In the last article we saw some testing of the simplest autoregressive model AR(1). I still have an outstanding issue raised by one commenter relating to the hypothesis testing that was introduced, and I hope to come back to it at a later stage.
Different Noise Types
Before we move onto more general AR models, I did do some testing of the effectiveness of the hypothesis test for AR(1) models with different noise types.
The testing shown in Part Four has Gaussian noise (a “normal distribution”), and the theory applied is only apparently valid for Gaussian noise, so I tried uniform distribution of noise and also a Gamma noise distribution:
Figure 1
The Gaussian and uniform distribution produce the same results. The Gamma noise result isn’t shown because it was also the same.
A Gamma distribution can be quite skewed, which was why I tried it – here is the Gamma distribution that was used (with the same variance as the Gaussian, and shifted to produce the same mean = 0):
Figure 2
So in essence I have found that the tests work just as well when the noise component is uniformly distributed or Gamma distributed as when it has a Gaussian distribution (normal distribution).
Hypothesis Testing of AR(1) Model When the Model is Actually AR(2)
The next idea I was interested to try was to apply the hypothesis testing from Part Three on an AR(2) model, when we assume incorrectly that it is an AR(1) model.
Remember that the hypothesis test is quite simple – we produce a series with a known mean, extract a sample, and then using the sample find out how many times the test rejects the hypothesis that the mean is different from its actual value:
Figure 3
As we can see, the test, which should be only rejecting 5% of the tests, rejects a much higher proportion as φ2 increases. This simple test is just by way of introduction.
Higher Order AR Series
The AR(1) model is very simple. As we saw in Part Three, it can be written as:
xt – μ = φ(xt-1 – μ) + εt
where xt = the next value in the sequence, xt-1 = the last value in the sequence, μ = the mean, εt = random quantity and φ = auto-regression parameter
[Minor note, the notation is changed slightly from the earlier article]
In non-technical terms, the next value in the series is made up of a random element plus a dependence on the last value – with the strength of this dependence being the parameter φ.
The more general autoregressive model of order p, AR(p), can be written as:
xt – μ = φ1(xt-1 – μ) + φ2(xt-2 – μ) + .. + φp(xt-p – μ) + εt
φ1..φp = the series of auto-regression parameters
In non-technical terms, the next value in the series is made up of a random element plus a dependence on the last few values. So of course, the challenge is to determine the order p, and then the parameters φ1..φp
There is a bewildering array of tests that can be applied, so I started simply. With some basic algebraic manipulation (not shown – but if anyone is interested I will provide more details in the comments), we can produce a series of linear equations known as the Yule-Walker equations, which allow us to calculate φ1..φp from the estimates of the autoregression.
If you look back to Figure 2 in Part Three you see that by regressing the time series with itself moved by k time steps we can calculate the lag-k correlation, rk, for k=1, 2, 3, etc. So we estimate r1, r2, r3, etc., from the sample of data that we have, and then solve the Yule-Walker equations to get φ1..φp
First of all I played around with simple AR(2) models. The results below are for two different sample sizes.

• • • •

WORK TO COMPLETE
a - Answer the following from the article on autoregressive models, one answer per line:
(i) Besides Gaussian noise, which two noise distributions were tried?
(ii) What proportion of the tests should the hypothesis test reject?
(iii) What name is given to the linear equations used to calculate φ1..φp?
b - State whether each statement agrees with the article on autoregressive models. Give yes or no, followed by the exact words from the article that decide it.
(i) The result for Gamma noise is shown in Figure 1.
(ii) The Gamma distribution used had the same variance as the Gaussian.
(iii) The results for the simple AR(2) models are given for a single sample size.

SUPPLIED MATERIAL
• • • •

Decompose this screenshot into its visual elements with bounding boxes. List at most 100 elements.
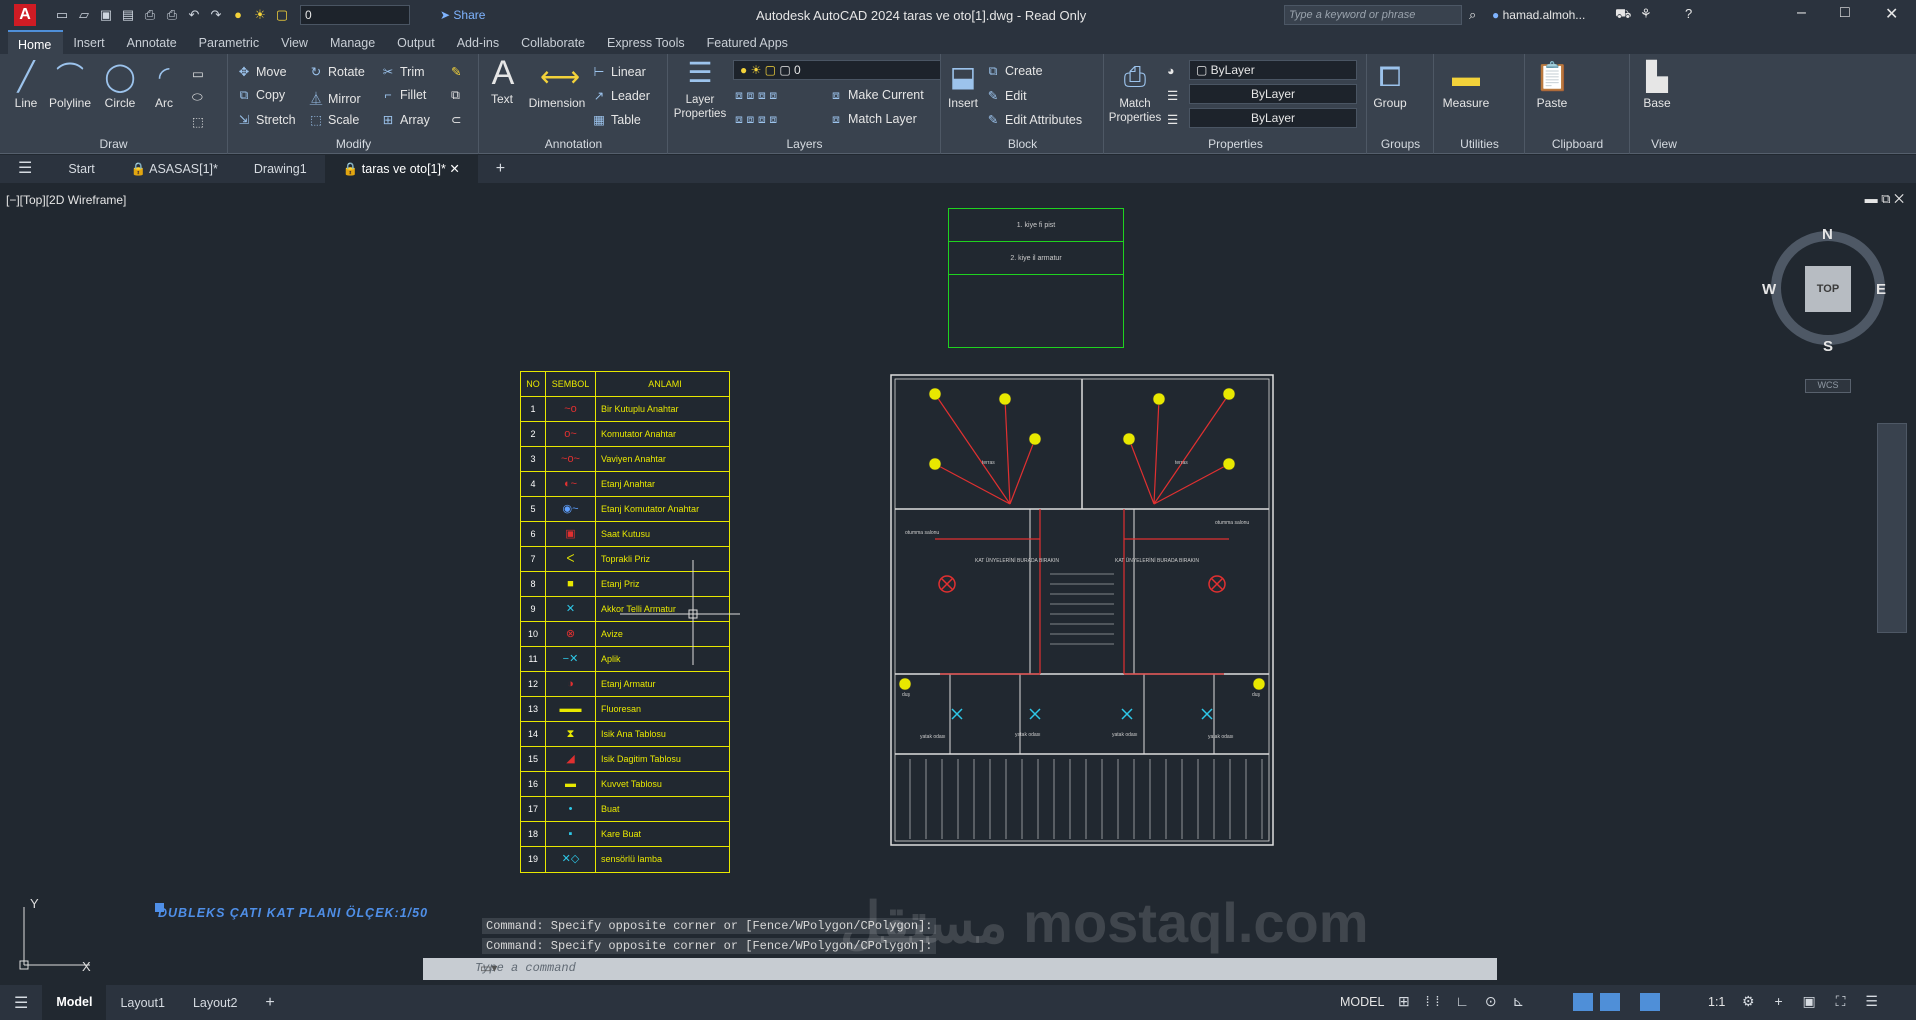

• • • •

ANSWERS
a -
(i) A uniform distribution and a Gamma distribution.
(ii) Only 5%.
(iii) The Yule-Walker equations.

b -
(i) No: "The Gamma noise result isn’t shown because it was also the same."
(ii) Yes: "with the same variance as the Gaussian, and shifted to produce the same mean = 0"
(iii) No: "The results below are for two different sample sizes."